### WORK INSTRUCTIONS:
Your copy should begin at the line containing "Convert this document image to plain text." and end at the last line of the records; transcribe those lines exactly and leave out every picture.

(Stored entries)
####

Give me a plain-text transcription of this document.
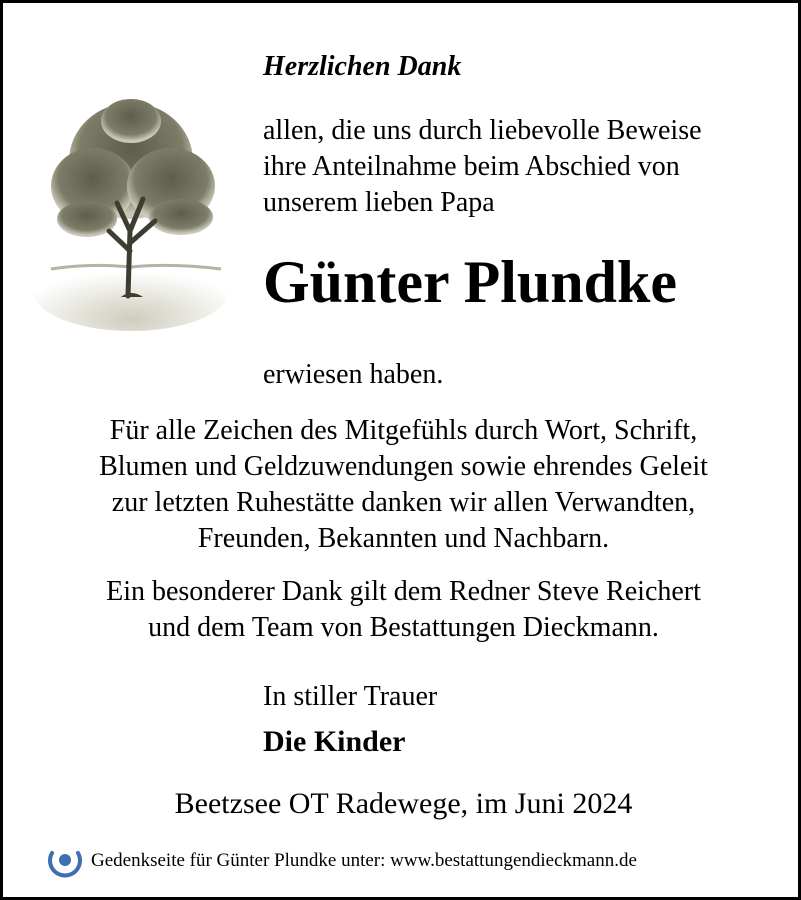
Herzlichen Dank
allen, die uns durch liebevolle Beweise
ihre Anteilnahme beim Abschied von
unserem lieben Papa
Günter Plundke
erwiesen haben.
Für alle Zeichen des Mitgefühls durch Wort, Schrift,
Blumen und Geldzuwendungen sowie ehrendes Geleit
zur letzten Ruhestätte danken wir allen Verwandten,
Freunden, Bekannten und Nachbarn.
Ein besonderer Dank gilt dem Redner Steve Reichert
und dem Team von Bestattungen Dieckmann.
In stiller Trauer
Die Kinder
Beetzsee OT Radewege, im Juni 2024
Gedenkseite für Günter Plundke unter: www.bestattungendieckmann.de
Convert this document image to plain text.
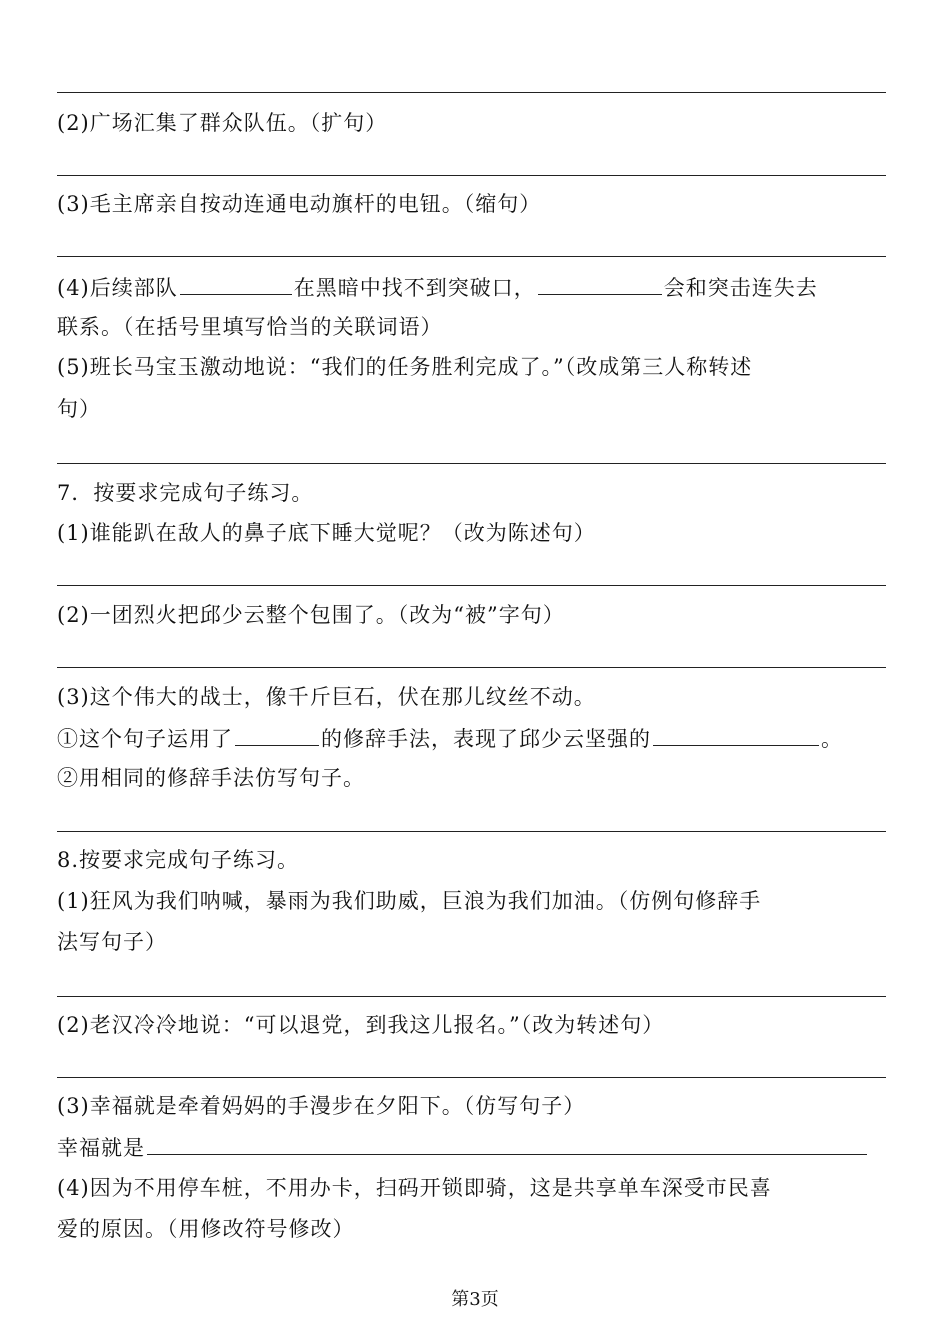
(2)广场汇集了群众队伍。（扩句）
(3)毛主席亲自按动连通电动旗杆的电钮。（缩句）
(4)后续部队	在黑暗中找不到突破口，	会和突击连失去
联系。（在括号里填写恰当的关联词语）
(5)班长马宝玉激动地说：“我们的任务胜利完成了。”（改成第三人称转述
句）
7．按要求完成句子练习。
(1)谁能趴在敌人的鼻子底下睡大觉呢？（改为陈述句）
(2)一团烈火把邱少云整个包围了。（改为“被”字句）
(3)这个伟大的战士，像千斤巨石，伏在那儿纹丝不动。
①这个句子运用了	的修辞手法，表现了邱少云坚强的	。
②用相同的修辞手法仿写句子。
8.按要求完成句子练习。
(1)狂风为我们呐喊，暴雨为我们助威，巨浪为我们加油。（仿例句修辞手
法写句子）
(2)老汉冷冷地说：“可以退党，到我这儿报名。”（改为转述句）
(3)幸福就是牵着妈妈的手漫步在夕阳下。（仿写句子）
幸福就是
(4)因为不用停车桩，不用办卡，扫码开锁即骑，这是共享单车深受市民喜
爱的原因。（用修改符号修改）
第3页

####

### RESPONSE BELOW:
Convert this document image to plain text.
(2)广场汇集了群众队伍。（扩句）
(3)毛主席亲自按动连通电动旗杆的电钮。（缩句）
(4)后续部队	在黑暗中找不到突破口，	会和突击连失去
联系。（在括号里填写恰当的关联词语）
(5)班长马宝玉激动地说：“我们的任务胜利完成了。”（改成第三人称转述
句）
7．按要求完成句子练习。
(1)谁能趴在敌人的鼻子底下睡大觉呢？（改为陈述句）
(2)一团烈火把邱少云整个包围了。（改为“被”字句）
(3)这个伟大的战士，像千斤巨石，伏在那儿纹丝不动。
①这个句子运用了	的修辞手法，表现了邱少云坚强的	。
②用相同的修辞手法仿写句子。
8.按要求完成句子练习。
(1)狂风为我们呐喊，暴雨为我们助威，巨浪为我们加油。（仿例句修辞手
法写句子）
(2)老汉冷冷地说：“可以退党，到我这儿报名。”（改为转述句）
(3)幸福就是牵着妈妈的手漫步在夕阳下。（仿写句子）
幸福就是
(4)因为不用停车桩，不用办卡，扫码开锁即骑，这是共享单车深受市民喜
爱的原因。（用修改符号修改）
第3页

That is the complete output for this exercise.